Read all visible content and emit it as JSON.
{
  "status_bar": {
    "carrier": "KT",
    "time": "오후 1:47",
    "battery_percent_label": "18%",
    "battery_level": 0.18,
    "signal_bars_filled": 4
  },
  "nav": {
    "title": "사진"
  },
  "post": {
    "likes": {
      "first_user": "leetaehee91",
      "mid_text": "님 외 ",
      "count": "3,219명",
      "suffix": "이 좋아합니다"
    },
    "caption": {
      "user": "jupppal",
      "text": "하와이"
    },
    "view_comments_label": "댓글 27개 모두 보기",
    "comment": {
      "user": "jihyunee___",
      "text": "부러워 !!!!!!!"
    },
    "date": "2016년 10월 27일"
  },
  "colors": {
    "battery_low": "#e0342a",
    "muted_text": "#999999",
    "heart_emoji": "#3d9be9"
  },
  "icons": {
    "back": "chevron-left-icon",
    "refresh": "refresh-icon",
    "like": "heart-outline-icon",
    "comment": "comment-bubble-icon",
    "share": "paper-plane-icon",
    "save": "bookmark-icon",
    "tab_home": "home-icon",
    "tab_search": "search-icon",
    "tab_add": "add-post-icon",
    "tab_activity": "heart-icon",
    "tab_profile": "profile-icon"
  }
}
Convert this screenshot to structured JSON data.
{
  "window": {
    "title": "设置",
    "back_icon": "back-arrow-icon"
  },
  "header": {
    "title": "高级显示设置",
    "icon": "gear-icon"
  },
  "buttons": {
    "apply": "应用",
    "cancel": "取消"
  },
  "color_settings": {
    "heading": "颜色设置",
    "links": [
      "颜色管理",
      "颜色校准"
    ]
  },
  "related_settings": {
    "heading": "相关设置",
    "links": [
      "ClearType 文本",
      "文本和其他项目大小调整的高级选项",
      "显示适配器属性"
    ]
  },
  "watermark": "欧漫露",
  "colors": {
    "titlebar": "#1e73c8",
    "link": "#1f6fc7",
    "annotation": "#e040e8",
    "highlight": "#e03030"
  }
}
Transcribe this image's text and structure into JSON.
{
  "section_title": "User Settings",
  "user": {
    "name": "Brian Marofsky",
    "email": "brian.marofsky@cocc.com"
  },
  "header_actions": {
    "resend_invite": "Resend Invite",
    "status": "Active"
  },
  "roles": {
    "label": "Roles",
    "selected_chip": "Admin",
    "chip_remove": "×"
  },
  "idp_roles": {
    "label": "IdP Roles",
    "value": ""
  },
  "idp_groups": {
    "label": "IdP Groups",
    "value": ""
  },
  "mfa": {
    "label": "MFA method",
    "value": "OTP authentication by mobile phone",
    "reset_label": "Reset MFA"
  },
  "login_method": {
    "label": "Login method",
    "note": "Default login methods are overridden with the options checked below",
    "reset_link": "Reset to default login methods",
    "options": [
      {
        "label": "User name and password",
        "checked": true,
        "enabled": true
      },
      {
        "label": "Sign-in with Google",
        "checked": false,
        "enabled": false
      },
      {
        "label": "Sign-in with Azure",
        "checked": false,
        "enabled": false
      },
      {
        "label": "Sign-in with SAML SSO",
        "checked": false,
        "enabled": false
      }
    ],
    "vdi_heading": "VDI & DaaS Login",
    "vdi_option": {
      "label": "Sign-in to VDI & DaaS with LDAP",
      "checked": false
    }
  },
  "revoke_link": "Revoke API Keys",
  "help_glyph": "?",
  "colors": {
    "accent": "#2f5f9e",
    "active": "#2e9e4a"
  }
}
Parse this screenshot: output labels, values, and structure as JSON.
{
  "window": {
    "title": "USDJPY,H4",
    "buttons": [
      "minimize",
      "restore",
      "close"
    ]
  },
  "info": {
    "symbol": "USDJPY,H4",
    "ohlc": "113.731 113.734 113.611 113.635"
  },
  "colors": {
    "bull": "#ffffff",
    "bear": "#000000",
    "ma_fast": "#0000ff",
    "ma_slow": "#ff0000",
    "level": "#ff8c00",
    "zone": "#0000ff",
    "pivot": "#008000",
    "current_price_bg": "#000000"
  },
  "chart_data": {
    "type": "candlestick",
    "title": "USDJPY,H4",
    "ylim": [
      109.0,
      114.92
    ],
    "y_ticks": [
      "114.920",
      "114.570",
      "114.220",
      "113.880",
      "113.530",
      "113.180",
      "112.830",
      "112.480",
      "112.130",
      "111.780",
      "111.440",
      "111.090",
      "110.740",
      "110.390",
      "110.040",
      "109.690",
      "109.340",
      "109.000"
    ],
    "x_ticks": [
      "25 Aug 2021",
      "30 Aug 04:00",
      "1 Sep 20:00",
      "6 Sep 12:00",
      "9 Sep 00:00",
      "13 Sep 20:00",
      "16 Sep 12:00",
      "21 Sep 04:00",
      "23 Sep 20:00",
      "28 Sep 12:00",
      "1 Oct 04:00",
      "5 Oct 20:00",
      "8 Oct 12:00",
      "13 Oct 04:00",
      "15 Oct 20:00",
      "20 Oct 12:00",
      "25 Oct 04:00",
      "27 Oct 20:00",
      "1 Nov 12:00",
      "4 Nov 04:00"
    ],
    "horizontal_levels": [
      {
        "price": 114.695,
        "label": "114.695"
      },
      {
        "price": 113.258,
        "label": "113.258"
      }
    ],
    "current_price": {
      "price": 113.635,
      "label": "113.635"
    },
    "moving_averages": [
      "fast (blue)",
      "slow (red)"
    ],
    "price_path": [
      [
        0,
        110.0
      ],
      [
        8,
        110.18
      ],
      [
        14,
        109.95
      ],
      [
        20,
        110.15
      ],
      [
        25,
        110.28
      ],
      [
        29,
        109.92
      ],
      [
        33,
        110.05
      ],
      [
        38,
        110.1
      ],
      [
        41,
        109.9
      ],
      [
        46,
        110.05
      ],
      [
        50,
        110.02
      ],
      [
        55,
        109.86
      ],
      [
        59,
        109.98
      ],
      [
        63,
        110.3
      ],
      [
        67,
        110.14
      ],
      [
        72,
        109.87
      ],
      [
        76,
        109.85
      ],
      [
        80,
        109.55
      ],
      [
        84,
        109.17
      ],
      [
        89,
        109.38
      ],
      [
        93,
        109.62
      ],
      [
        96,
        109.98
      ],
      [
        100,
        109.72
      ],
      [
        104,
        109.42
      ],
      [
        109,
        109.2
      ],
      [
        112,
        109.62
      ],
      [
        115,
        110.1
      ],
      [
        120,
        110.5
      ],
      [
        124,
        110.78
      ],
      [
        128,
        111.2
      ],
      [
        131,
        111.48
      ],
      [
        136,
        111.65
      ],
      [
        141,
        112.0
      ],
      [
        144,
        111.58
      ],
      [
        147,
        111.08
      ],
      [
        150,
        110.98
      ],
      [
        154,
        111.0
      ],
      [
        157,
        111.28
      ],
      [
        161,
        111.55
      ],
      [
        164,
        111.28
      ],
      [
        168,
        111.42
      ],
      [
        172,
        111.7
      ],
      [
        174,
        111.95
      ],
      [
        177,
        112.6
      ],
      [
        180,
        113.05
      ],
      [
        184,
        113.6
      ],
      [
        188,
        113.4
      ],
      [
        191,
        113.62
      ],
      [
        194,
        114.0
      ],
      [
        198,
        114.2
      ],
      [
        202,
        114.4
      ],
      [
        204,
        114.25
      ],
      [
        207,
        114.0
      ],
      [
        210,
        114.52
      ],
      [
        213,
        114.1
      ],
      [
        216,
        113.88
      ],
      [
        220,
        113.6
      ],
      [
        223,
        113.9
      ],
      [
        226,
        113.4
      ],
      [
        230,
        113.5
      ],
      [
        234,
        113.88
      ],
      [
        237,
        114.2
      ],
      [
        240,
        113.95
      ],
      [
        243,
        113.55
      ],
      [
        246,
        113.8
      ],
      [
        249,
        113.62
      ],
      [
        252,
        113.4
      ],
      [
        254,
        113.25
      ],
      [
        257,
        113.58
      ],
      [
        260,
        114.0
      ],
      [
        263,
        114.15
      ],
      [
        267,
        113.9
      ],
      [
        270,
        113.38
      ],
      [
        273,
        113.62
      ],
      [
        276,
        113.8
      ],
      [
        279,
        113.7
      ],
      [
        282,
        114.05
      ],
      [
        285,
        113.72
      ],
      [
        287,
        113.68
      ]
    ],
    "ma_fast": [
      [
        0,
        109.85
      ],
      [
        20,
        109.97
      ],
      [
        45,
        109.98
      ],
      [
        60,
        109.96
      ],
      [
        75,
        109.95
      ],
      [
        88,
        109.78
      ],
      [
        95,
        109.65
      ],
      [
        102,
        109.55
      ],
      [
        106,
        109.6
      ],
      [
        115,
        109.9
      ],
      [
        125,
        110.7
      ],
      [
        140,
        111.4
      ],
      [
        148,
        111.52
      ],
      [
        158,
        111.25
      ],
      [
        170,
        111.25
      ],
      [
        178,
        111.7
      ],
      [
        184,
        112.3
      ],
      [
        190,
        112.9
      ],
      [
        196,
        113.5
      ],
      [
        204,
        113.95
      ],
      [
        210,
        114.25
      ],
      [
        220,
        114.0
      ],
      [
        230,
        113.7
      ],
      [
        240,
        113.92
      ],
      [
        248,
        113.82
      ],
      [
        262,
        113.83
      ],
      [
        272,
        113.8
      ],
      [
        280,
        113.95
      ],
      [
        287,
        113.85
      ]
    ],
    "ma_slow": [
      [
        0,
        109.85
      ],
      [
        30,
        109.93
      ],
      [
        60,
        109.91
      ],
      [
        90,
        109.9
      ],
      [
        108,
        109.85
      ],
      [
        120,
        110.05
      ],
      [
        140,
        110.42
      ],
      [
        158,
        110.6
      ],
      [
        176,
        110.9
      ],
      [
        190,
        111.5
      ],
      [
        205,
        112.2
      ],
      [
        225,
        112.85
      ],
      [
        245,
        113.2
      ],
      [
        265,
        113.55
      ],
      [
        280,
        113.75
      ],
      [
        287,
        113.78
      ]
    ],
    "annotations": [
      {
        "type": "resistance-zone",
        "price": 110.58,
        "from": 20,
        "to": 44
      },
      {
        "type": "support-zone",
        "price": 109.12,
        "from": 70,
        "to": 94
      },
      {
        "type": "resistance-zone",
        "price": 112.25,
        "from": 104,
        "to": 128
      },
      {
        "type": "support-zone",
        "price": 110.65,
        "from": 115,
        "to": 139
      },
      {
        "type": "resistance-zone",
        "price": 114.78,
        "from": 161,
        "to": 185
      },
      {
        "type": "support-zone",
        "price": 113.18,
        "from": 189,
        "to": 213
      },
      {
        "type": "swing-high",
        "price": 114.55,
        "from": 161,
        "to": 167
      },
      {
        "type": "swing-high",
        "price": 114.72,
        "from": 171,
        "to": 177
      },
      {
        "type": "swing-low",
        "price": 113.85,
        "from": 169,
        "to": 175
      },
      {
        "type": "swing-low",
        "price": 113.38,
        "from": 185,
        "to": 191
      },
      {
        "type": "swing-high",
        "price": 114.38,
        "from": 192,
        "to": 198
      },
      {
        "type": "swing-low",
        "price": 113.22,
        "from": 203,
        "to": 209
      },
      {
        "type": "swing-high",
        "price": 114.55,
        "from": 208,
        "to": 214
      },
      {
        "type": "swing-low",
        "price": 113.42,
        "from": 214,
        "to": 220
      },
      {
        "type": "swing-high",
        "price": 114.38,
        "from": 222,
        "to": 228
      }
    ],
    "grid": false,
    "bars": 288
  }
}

#### Directions
Pick out the lines containing the string "options" and show them.

#### Exercise output
    "note": "Default login methods are overridden with the options checked below",
    "options": [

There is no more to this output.